A block of data:
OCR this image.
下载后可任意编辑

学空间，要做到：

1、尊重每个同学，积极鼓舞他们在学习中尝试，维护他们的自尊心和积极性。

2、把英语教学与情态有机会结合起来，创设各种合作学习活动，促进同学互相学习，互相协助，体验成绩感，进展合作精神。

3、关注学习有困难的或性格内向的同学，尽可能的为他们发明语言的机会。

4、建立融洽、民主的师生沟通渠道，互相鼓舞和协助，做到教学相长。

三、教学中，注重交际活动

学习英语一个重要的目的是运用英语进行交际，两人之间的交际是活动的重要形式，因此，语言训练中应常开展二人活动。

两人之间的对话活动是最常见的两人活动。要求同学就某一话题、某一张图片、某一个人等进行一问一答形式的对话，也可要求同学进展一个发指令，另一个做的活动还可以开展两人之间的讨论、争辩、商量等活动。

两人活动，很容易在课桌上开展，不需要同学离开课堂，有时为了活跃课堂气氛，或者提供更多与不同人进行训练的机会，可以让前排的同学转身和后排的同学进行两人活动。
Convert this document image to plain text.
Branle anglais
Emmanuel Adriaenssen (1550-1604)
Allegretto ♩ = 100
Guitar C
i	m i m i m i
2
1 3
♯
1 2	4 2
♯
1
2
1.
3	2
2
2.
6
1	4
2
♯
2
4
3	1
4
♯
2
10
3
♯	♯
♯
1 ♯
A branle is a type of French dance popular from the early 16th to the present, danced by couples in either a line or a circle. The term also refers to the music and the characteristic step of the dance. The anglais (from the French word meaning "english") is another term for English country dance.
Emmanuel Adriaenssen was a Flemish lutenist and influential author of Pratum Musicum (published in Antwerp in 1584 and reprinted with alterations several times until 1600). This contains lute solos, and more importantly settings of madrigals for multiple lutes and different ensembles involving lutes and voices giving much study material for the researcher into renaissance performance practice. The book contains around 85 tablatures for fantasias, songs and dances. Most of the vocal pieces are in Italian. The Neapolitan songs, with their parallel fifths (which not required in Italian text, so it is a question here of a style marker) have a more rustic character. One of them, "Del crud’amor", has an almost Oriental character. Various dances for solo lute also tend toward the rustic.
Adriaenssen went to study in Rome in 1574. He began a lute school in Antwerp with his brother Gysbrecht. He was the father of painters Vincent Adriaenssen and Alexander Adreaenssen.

==

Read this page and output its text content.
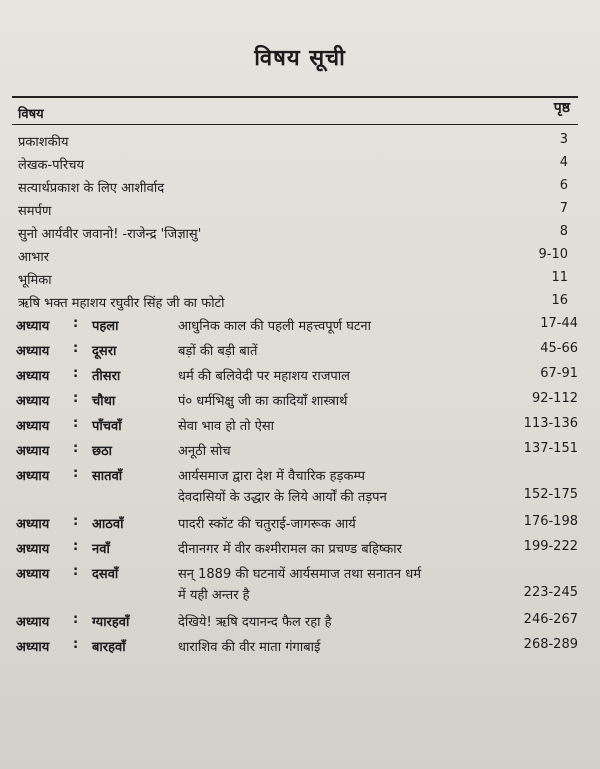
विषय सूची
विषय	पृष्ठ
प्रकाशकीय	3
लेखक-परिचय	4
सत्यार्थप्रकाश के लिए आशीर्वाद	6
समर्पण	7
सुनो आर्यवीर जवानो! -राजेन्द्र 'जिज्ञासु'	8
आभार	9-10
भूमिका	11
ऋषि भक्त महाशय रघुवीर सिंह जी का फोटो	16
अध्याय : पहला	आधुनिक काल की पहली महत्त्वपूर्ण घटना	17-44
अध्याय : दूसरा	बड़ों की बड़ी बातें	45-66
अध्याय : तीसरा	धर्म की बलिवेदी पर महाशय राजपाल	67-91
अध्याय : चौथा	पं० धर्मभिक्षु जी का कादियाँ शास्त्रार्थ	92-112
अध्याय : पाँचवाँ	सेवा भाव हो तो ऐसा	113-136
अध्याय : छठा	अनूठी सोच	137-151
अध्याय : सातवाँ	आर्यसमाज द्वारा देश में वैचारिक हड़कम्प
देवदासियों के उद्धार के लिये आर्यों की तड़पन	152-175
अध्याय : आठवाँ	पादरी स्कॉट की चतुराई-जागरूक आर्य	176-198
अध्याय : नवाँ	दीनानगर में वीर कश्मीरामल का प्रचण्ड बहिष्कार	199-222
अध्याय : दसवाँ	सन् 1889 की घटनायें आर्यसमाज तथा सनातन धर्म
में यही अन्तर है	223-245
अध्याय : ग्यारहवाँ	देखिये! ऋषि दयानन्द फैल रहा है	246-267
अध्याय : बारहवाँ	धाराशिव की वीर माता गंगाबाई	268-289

Challenge: Copy each line of the listing in which the word "anglais" can be found.

Output of the exercise:
Branle anglais
A branle is a type of French dance popular from the early 16th to the present, danced by couples in either a line or a circle. The term also refers to the music and the characteristic step of the dance. The anglais (from the French word meaning "english") is another term for English country dance.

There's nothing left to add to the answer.